• **INFORMATION SHOWN**:
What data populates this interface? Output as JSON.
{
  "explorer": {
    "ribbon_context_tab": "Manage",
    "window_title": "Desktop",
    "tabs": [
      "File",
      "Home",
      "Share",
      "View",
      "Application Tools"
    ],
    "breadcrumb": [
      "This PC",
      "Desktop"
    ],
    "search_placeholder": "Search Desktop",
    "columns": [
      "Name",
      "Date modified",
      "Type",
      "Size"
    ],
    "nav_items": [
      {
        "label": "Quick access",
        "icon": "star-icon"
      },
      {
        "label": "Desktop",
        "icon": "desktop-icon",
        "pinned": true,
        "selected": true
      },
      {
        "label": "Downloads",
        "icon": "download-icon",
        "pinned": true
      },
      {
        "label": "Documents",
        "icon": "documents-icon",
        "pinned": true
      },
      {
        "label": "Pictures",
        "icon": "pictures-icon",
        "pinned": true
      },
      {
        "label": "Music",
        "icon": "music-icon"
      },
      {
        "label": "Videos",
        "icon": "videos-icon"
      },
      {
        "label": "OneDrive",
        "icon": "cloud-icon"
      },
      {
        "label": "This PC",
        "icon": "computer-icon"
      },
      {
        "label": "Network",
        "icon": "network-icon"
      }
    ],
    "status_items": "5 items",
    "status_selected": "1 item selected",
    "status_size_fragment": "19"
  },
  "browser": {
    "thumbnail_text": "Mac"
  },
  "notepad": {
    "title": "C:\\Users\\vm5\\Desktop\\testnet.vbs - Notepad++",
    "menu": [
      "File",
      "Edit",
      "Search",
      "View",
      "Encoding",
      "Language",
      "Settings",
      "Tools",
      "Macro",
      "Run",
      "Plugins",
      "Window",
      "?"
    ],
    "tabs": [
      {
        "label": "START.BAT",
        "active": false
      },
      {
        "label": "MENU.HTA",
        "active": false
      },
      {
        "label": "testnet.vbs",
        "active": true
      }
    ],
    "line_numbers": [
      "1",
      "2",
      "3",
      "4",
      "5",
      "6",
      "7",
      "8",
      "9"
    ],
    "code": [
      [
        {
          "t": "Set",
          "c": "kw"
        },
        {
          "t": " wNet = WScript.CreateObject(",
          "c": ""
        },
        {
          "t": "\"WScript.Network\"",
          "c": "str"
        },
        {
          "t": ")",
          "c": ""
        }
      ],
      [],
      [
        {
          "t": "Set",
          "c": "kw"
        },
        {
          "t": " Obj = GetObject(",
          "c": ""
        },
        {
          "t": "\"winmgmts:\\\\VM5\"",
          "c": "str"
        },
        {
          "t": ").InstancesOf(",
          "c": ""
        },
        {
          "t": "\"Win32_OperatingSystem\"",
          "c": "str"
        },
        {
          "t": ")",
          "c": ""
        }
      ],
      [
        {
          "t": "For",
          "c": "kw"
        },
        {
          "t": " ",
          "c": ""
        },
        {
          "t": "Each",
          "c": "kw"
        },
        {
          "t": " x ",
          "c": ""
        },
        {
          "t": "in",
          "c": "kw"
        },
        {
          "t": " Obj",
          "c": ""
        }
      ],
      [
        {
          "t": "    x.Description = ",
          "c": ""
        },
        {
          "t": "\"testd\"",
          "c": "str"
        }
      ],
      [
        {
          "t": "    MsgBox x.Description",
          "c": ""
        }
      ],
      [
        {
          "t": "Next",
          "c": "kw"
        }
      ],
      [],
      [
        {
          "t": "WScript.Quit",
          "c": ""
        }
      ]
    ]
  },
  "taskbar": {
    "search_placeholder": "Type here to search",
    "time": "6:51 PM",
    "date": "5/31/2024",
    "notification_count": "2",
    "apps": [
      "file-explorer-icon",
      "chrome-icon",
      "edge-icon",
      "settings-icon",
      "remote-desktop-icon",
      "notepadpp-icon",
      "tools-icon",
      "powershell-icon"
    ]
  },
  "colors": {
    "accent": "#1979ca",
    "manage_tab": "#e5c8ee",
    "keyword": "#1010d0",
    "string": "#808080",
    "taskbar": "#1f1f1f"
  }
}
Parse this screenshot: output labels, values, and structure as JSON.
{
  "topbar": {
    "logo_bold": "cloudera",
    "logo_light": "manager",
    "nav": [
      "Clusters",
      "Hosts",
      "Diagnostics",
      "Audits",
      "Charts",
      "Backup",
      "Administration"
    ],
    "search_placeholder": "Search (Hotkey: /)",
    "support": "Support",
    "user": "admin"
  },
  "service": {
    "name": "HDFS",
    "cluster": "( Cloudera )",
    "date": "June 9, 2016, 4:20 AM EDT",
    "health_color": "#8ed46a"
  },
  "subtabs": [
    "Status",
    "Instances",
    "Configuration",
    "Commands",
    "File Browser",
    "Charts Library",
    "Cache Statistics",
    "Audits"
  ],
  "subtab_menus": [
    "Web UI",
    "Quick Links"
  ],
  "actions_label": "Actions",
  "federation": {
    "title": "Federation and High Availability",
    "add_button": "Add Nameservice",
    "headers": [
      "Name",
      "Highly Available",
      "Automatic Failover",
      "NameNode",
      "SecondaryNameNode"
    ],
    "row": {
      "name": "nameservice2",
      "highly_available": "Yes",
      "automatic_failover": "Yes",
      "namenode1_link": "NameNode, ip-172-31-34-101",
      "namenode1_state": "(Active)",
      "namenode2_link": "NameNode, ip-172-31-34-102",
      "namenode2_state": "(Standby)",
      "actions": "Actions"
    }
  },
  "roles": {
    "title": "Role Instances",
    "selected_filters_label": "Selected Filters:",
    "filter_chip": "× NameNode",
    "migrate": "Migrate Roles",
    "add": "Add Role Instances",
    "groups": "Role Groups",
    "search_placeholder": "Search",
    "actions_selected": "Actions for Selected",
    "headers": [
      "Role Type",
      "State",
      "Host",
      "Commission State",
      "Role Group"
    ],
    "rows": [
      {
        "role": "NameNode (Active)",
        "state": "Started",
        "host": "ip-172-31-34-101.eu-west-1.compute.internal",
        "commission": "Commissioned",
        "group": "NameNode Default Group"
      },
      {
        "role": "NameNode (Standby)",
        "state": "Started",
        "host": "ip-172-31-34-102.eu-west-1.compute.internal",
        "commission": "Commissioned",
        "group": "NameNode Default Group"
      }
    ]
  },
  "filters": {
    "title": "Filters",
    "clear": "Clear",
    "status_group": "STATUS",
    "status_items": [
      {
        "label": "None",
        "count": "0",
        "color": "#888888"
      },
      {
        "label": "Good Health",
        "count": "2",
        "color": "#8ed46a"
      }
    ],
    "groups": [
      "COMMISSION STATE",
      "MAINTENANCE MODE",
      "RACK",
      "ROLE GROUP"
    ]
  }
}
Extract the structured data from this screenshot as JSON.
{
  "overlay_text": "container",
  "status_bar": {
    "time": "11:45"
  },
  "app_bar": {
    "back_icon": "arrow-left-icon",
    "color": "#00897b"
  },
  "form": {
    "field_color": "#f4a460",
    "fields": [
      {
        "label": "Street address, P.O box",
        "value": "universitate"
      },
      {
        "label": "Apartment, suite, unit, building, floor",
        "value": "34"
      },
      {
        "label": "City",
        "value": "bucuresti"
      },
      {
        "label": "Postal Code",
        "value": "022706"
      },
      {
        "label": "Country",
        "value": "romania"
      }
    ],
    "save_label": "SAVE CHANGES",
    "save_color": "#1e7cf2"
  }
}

• **WHAT TO WORK ON**: Please set down each line of the records exactly as given.

• **COMPLETED TASK**:
What data populates this interface? Output as JSON.
{
  "explorer": {
    "ribbon_context_tab": "Manage",
    "window_title": "Desktop",
    "tabs": [
      "File",
      "Home",
      "Share",
      "View",
      "Application Tools"
    ],
    "breadcrumb": [
      "This PC",
      "Desktop"
    ],
    "search_placeholder": "Search Desktop",
    "columns": [
      "Name",
      "Date modified",
      "Type",
      "Size"
    ],
    "nav_items": [
      {
        "label": "Quick access",
        "icon": "star-icon"
      },
      {
        "label": "Desktop",
        "icon": "desktop-icon",
        "pinned": true,
        "selected": true
      },
      {
        "label": "Downloads",
        "icon": "download-icon",
        "pinned": true
      },
      {
        "label": "Documents",
        "icon": "documents-icon",
        "pinned": true
      },
      {
        "label": "Pictures",
        "icon": "pictures-icon",
        "pinned": true
      },
      {
        "label": "Music",
        "icon": "music-icon"
      },
      {
        "label": "Videos",
        "icon": "videos-icon"
      },
      {
        "label": "OneDrive",
        "icon": "cloud-icon"
      },
      {
        "label": "This PC",
        "icon": "computer-icon"
      },
      {
        "label": "Network",
        "icon": "network-icon"
      }
    ],
    "status_items": "5 items",
    "status_selected": "1 item selected",
    "status_size_fragment": "19"
  },
  "browser": {
    "thumbnail_text": "Mac"
  },
  "notepad": {
    "title": "C:\\Users\\vm5\\Desktop\\testnet.vbs - Notepad++",
    "menu": [
      "File",
      "Edit",
      "Search",
      "View",
      "Encoding",
      "Language",
      "Settings",
      "Tools",
      "Macro",
      "Run",
      "Plugins",
      "Window",
      "?"
    ],
    "tabs": [
      {
        "label": "START.BAT",
        "active": false
      },
      {
        "label": "MENU.HTA",
        "active": false
      },
      {
        "label": "testnet.vbs",
        "active": true
      }
    ],
    "line_numbers": [
      "1",
      "2",
      "3",
      "4",
      "5",
      "6",
      "7",
      "8",
      "9"
    ],
    "code": [
      [
        {
          "t": "Set",
          "c": "kw"
        },
        {
          "t": " wNet = WScript.CreateObject(",
          "c": ""
        },
        {
          "t": "\"WScript.Network\"",
          "c": "str"
        },
        {
          "t": ")",
          "c": ""
        }
      ],
      [],
      [
        {
          "t": "Set",
          "c": "kw"
        },
        {
          "t": " Obj = GetObject(",
          "c": ""
        },
        {
          "t": "\"winmgmts:\\\\VM5\"",
          "c": "str"
        },
        {
          "t": ").InstancesOf(",
          "c": ""
        },
        {
          "t": "\"Win32_OperatingSystem\"",
          "c": "str"
        },
        {
          "t": ")",
          "c": ""
        }
      ],
      [
        {
          "t": "For",
          "c": "kw"
        },
        {
          "t": " ",
          "c": ""
        },
        {
          "t": "Each",
          "c": "kw"
        },
        {
          "t": " x ",
          "c": ""
        },
        {
          "t": "in",
          "c": "kw"
        },
        {
          "t": " Obj",
          "c": ""
        }
      ],
      [
        {
          "t": "    x.Description = ",
          "c": ""
        },
        {
          "t": "\"testd\"",
          "c": "str"
        }
      ],
      [
        {
          "t": "    MsgBox x.Description",
          "c": ""
        }
      ],
      [
        {
          "t": "Next",
          "c": "kw"
        }
      ],
      [],
      [
        {
          "t": "WScript.Quit",
          "c": ""
        }
      ]
    ]
  },
  "taskbar": {
    "search_placeholder": "Type here to search",
    "time": "6:51 PM",
    "date": "5/31/2024",
    "notification_count": "2",
    "apps": [
      "file-explorer-icon",
      "chrome-icon",
      "edge-icon",
      "settings-icon",
      "remote-desktop-icon",
      "notepadpp-icon",
      "tools-icon",
      "powershell-icon"
    ]
  },
  "colors": {
    "accent": "#1979ca",
    "manage_tab": "#e5c8ee",
    "keyword": "#1010d0",
    "string": "#808080",
    "taskbar": "#1f1f1f"
  }
}
Parse this screenshot: output labels, values, and structure as JSON.
{
  "topbar": {
    "logo_bold": "cloudera",
    "logo_light": "manager",
    "nav": [
      "Clusters",
      "Hosts",
      "Diagnostics",
      "Audits",
      "Charts",
      "Backup",
      "Administration"
    ],
    "search_placeholder": "Search (Hotkey: /)",
    "support": "Support",
    "user": "admin"
  },
  "service": {
    "name": "HDFS",
    "cluster": "( Cloudera )",
    "date": "June 9, 2016, 4:20 AM EDT",
    "health_color": "#8ed46a"
  },
  "subtabs": [
    "Status",
    "Instances",
    "Configuration",
    "Commands",
    "File Browser",
    "Charts Library",
    "Cache Statistics",
    "Audits"
  ],
  "subtab_menus": [
    "Web UI",
    "Quick Links"
  ],
  "actions_label": "Actions",
  "federation": {
    "title": "Federation and High Availability",
    "add_button": "Add Nameservice",
    "headers": [
      "Name",
      "Highly Available",
      "Automatic Failover",
      "NameNode",
      "SecondaryNameNode"
    ],
    "row": {
      "name": "nameservice2",
      "highly_available": "Yes",
      "automatic_failover": "Yes",
      "namenode1_link": "NameNode, ip-172-31-34-101",
      "namenode1_state": "(Active)",
      "namenode2_link": "NameNode, ip-172-31-34-102",
      "namenode2_state": "(Standby)",
      "actions": "Actions"
    }
  },
  "roles": {
    "title": "Role Instances",
    "selected_filters_label": "Selected Filters:",
    "filter_chip": "× NameNode",
    "migrate": "Migrate Roles",
    "add": "Add Role Instances",
    "groups": "Role Groups",
    "search_placeholder": "Search",
    "actions_selected": "Actions for Selected",
    "headers": [
      "Role Type",
      "State",
      "Host",
      "Commission State",
      "Role Group"
    ],
    "rows": [
      {
        "role": "NameNode (Active)",
        "state": "Started",
        "host": "ip-172-31-34-101.eu-west-1.compute.internal",
        "commission": "Commissioned",
        "group": "NameNode Default Group"
      },
      {
        "role": "NameNode (Standby)",
        "state": "Started",
        "host": "ip-172-31-34-102.eu-west-1.compute.internal",
        "commission": "Commissioned",
        "group": "NameNode Default Group"
      }
    ]
  },
  "filters": {
    "title": "Filters",
    "clear": "Clear",
    "status_group": "STATUS",
    "status_items": [
      {
        "label": "None",
        "count": "0",
        "color": "#888888"
      },
      {
        "label": "Good Health",
        "count": "2",
        "color": "#8ed46a"
      }
    ],
    "groups": [
      "COMMISSION STATE",
      "MAINTENANCE MODE",
      "RACK",
      "ROLE GROUP"
    ]
  }
}
Extract the structured data from this screenshot as JSON.
{
  "overlay_text": "container",
  "status_bar": {
    "time": "11:45"
  },
  "app_bar": {
    "back_icon": "arrow-left-icon",
    "color": "#00897b"
  },
  "form": {
    "field_color": "#f4a460",
    "fields": [
      {
        "label": "Street address, P.O box",
        "value": "universitate"
      },
      {
        "label": "Apartment, suite, unit, building, floor",
        "value": "34"
      },
      {
        "label": "City",
        "value": "bucuresti"
      },
      {
        "label": "Postal Code",
        "value": "022706"
      },
      {
        "label": "Country",
        "value": "romania"
      }
    ],
    "save_label": "SAVE CHANGES",
    "save_color": "#1e7cf2"
  }
}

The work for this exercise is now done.